Exercise brief =>
Copy each record exactly as it reads, leaving out any pictures it holds.

[Records from a data source]
•••••

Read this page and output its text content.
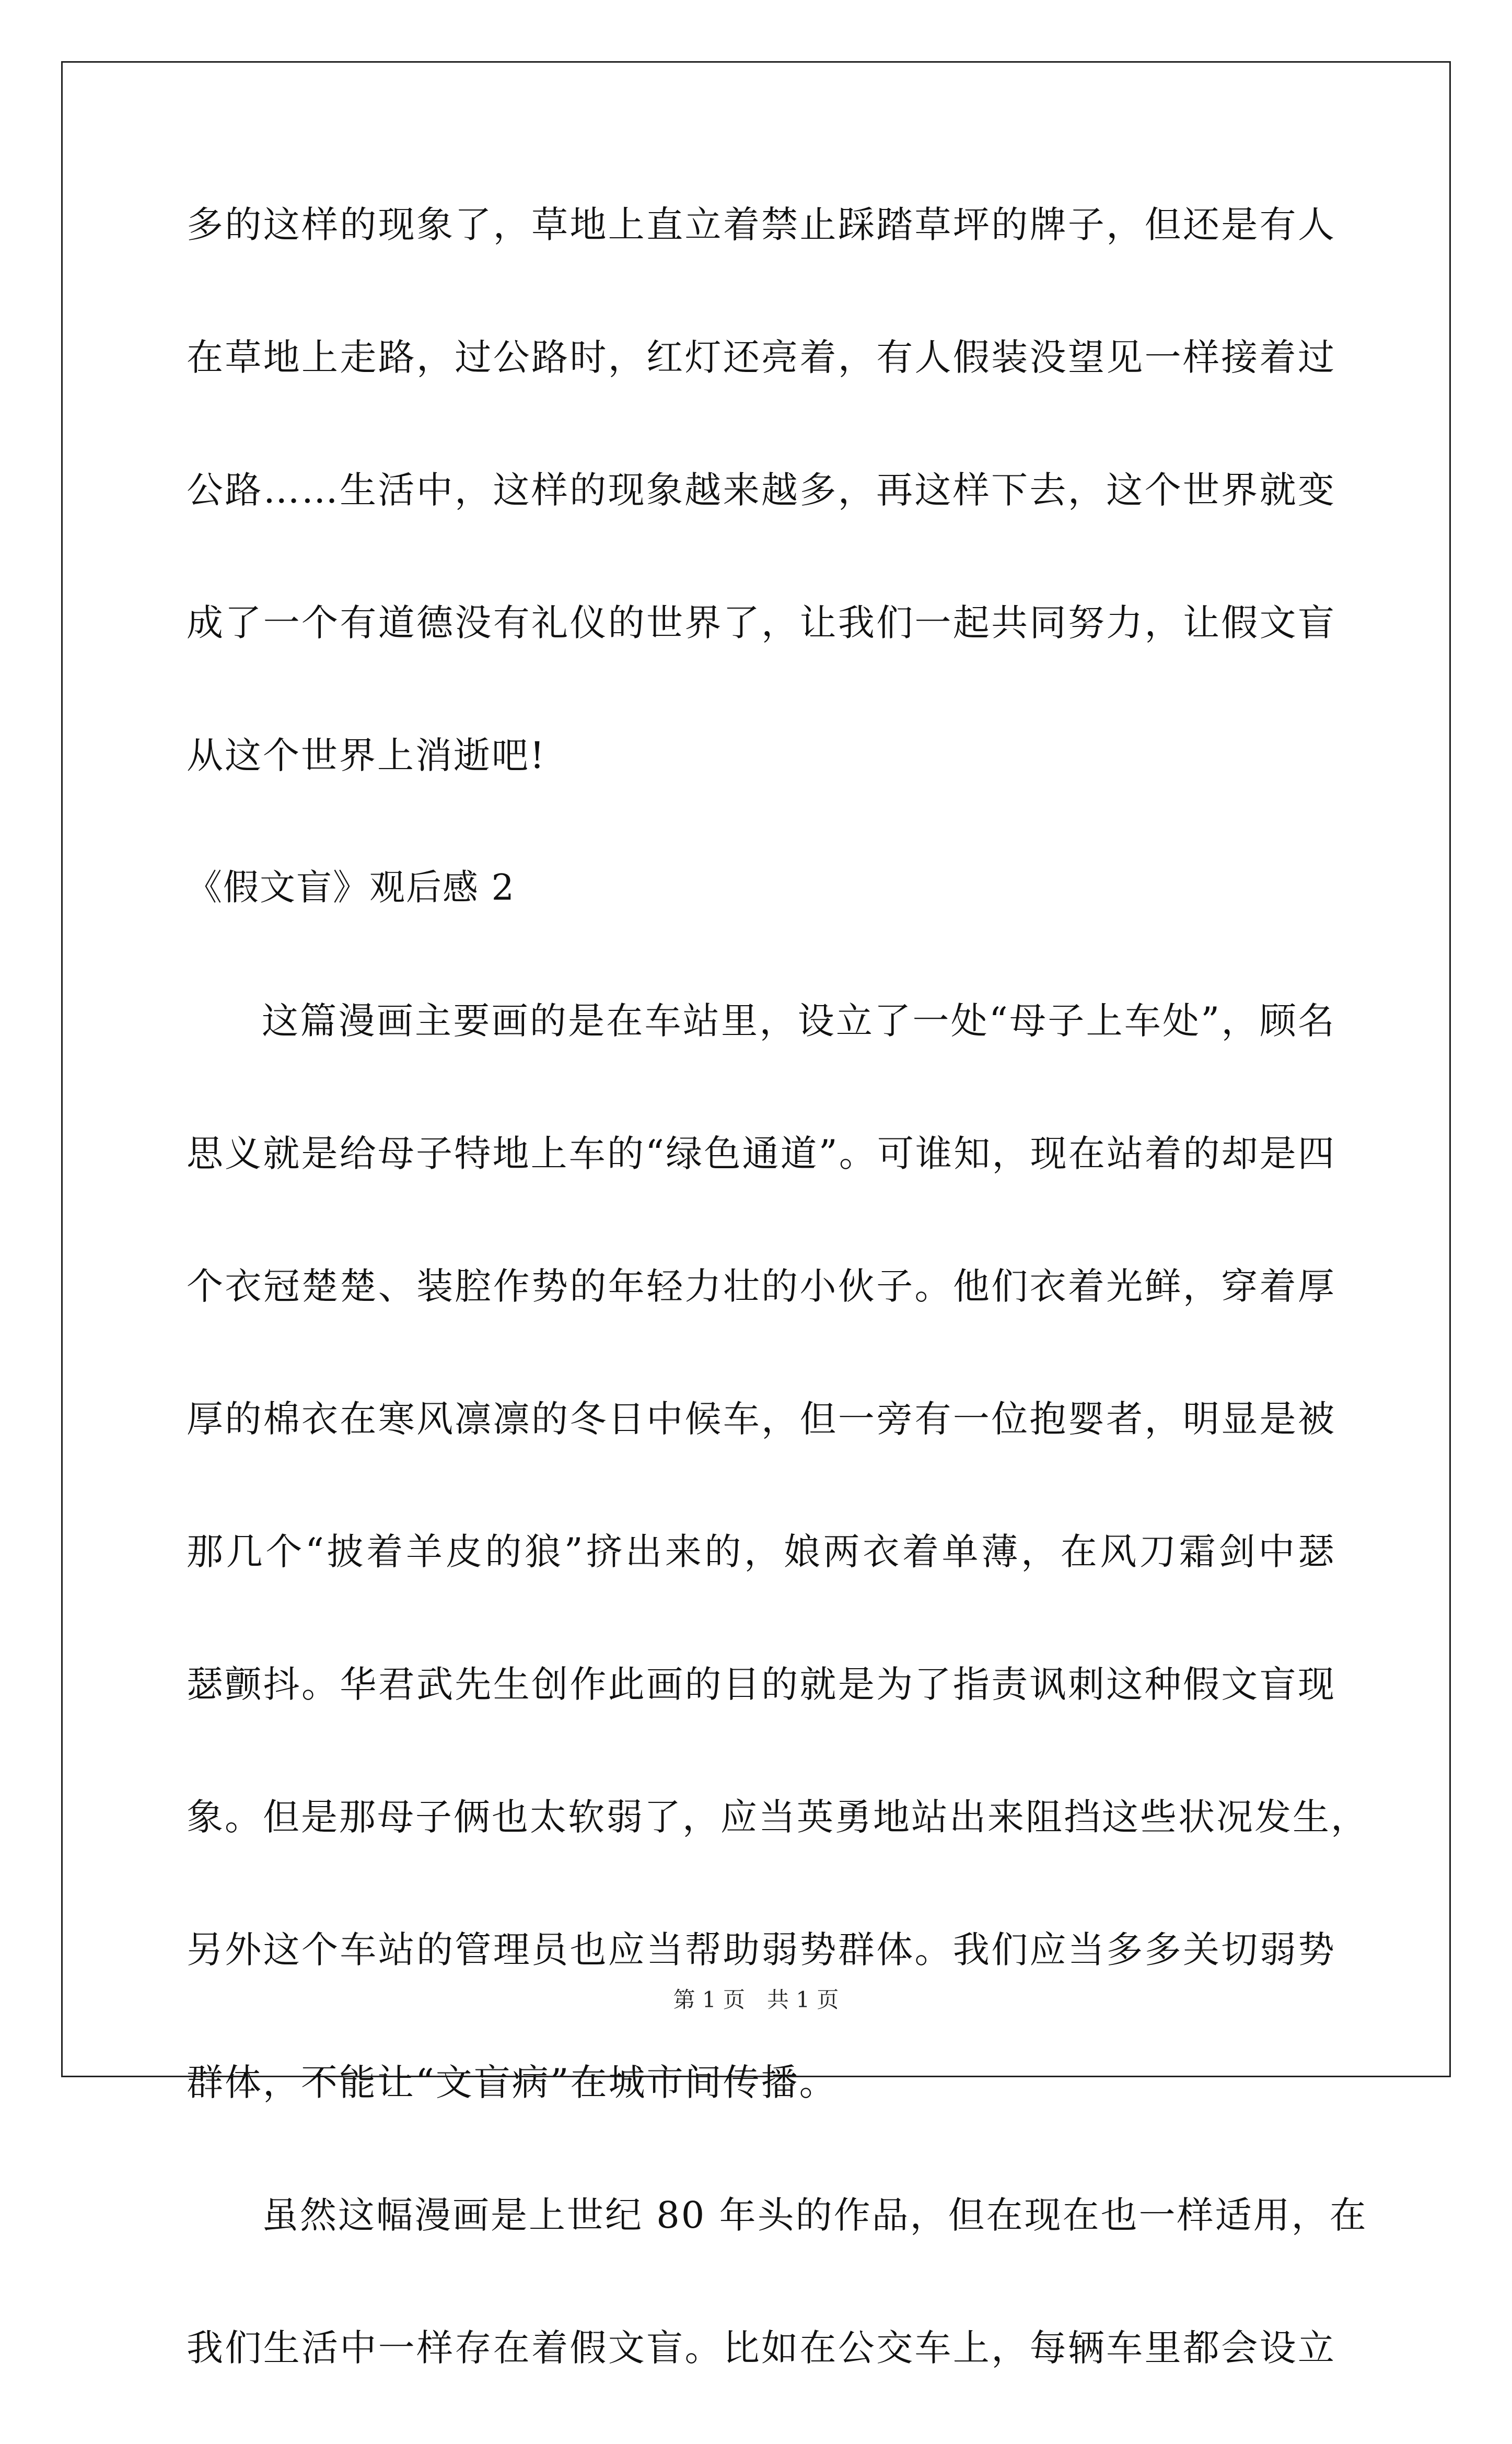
多的这样的现象了，草地上直立着禁止踩踏草坪的牌子，但还是有人
在草地上走路，过公路时，红灯还亮着，有人假装没望见一样接着过
公路……生活中，这样的现象越来越多，再这样下去，这个世界就变
成了一个有道德没有礼仪的世界了，让我们一起共同努力，让假文盲
从这个世界上消逝吧!
《假文盲》观后感 2
这篇漫画主要画的是在车站里，设立了一处“母子上车处”，顾名
思义就是给母子特地上车的“绿色通道”。可谁知，现在站着的却是四
个衣冠楚楚、装腔作势的年轻力壮的小伙子。他们衣着光鲜，穿着厚
厚的棉衣在寒风凛凛的冬日中候车，但一旁有一位抱婴者，明显是被
那几个“披着羊皮的狼”挤出来的，娘两衣着单薄，在风刀霜剑中瑟
瑟颤抖。华君武先生创作此画的目的就是为了指责讽刺这种假文盲现
象。但是那母子俩也太软弱了，应当英勇地站出来阻挡这些状况发生，
另外这个车站的管理员也应当帮助弱势群体。我们应当多多关切弱势
群体，不能让“文盲病”在城市间传播。
虽然这幅漫画是上世纪 80 年头的作品，但在现在也一样适用，在
我们生活中一样存在着假文盲。比如在公交车上，每辆车里都会设立
第 1 页　共 1 页
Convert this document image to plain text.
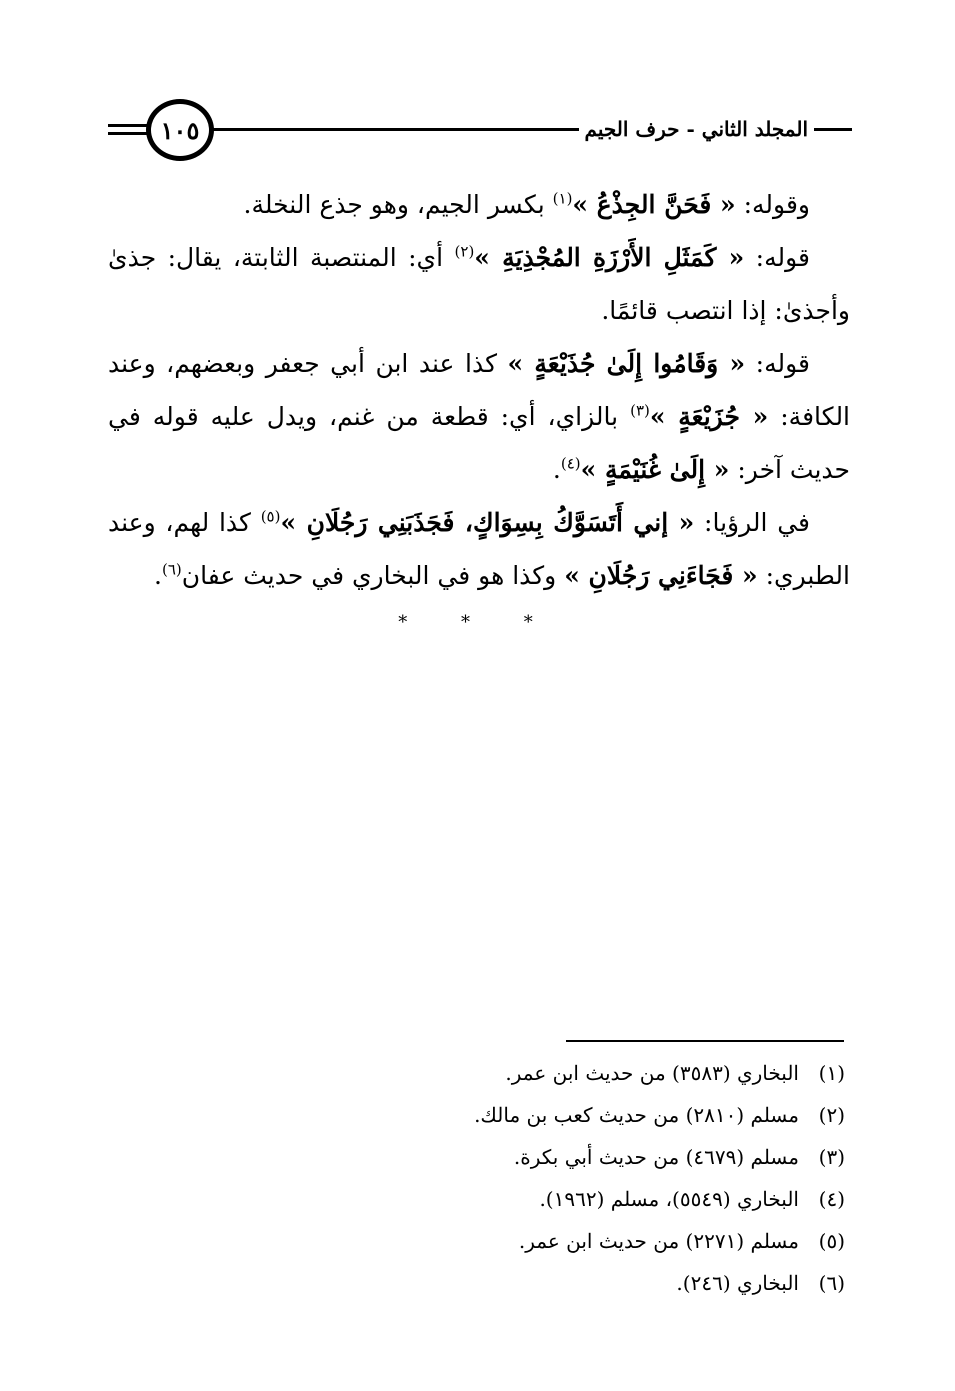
١٠٥	المجلد الثاني - حرف الجيم

وقوله: « فَحَنَّ الجِذْعُ »$^{(١)}$ بكسر الجيم، وهو جذع النخلة.

قوله: « كَمَثَلِ الأَرْزَةِ المُجْذِيَةِ »$^{(٢)}$ أي: المنتصبة الثابتة، يقال: جذىٰ وأجذىٰ: إذا انتصب قائمًا.

قوله: « وَقَامُوا إِلَىٰ جُذَيْعَةٍ » كذا عند ابن أبي جعفر وبعضهم، وعند الكافة: « جُزَيْعَةٍ »$^{(٣)}$ بالزاي، أي: قطعة من غنم، ويدل عليه قوله في حديث آخر: « إِلَىٰ غُنَيْمَةٍ »$^{(٤)}$.

في الرؤيا: « إني أَتَسَوَّكُ بِسِوَاكٍ، فَجَذَبَنِي رَجُلَانِ »$^{(٥)}$ كذا لهم، وعند الطبري: « فَجَاءَنِي رَجُلَانِ » وكذا هو في البخاري في حديث عفان$^{(٦)}$.

* * *
(١)البخاري (٣٥٨٣) من حديث ابن عمر.
(٢)مسلم (٢٨١٠) من حديث كعب بن مالك.
(٣)مسلم (٤٦٧٩) من حديث أبي بكرة.
(٤)البخاري (٥٥٤٩)، مسلم (١٩٦٢).
(٥)مسلم (٢٢٧١) من حديث ابن عمر.
(٦)البخاري (٢٤٦).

•••••

Response for this exercise =>
Read this page and output its text content.
多的这样的现象了，草地上直立着禁止踩踏草坪的牌子，但还是有人
在草地上走路，过公路时，红灯还亮着，有人假装没望见一样接着过
公路……生活中，这样的现象越来越多，再这样下去，这个世界就变
成了一个有道德没有礼仪的世界了，让我们一起共同努力，让假文盲
从这个世界上消逝吧!
《假文盲》观后感 2
这篇漫画主要画的是在车站里，设立了一处“母子上车处”，顾名
思义就是给母子特地上车的“绿色通道”。可谁知，现在站着的却是四
个衣冠楚楚、装腔作势的年轻力壮的小伙子。他们衣着光鲜，穿着厚
厚的棉衣在寒风凛凛的冬日中候车，但一旁有一位抱婴者，明显是被
那几个“披着羊皮的狼”挤出来的，娘两衣着单薄，在风刀霜剑中瑟
瑟颤抖。华君武先生创作此画的目的就是为了指责讽刺这种假文盲现
象。但是那母子俩也太软弱了，应当英勇地站出来阻挡这些状况发生，
另外这个车站的管理员也应当帮助弱势群体。我们应当多多关切弱势
群体，不能让“文盲病”在城市间传播。
虽然这幅漫画是上世纪 80 年头的作品，但在现在也一样适用，在
我们生活中一样存在着假文盲。比如在公交车上，每辆车里都会设立
第 1 页　共 1 页
Convert this document image to plain text.
١٠٥	المجلد الثاني - حرف الجيم

وقوله: « فَحَنَّ الجِذْعُ »$^{(١)}$ بكسر الجيم، وهو جذع النخلة.

قوله: « كَمَثَلِ الأَرْزَةِ المُجْذِيَةِ »$^{(٢)}$ أي: المنتصبة الثابتة، يقال: جذىٰ وأجذىٰ: إذا انتصب قائمًا.

قوله: « وَقَامُوا إِلَىٰ جُذَيْعَةٍ » كذا عند ابن أبي جعفر وبعضهم، وعند الكافة: « جُزَيْعَةٍ »$^{(٣)}$ بالزاي، أي: قطعة من غنم، ويدل عليه قوله في حديث آخر: « إِلَىٰ غُنَيْمَةٍ »$^{(٤)}$.

في الرؤيا: « إني أَتَسَوَّكُ بِسِوَاكٍ، فَجَذَبَنِي رَجُلَانِ »$^{(٥)}$ كذا لهم، وعند الطبري: « فَجَاءَنِي رَجُلَانِ » وكذا هو في البخاري في حديث عفان$^{(٦)}$.

* * *
(١)البخاري (٣٥٨٣) من حديث ابن عمر.
(٢)مسلم (٢٨١٠) من حديث كعب بن مالك.
(٣)مسلم (٤٦٧٩) من حديث أبي بكرة.
(٤)البخاري (٥٥٤٩)، مسلم (١٩٦٢).
(٥)مسلم (٢٢٧١) من حديث ابن عمر.
(٦)البخاري (٢٤٦).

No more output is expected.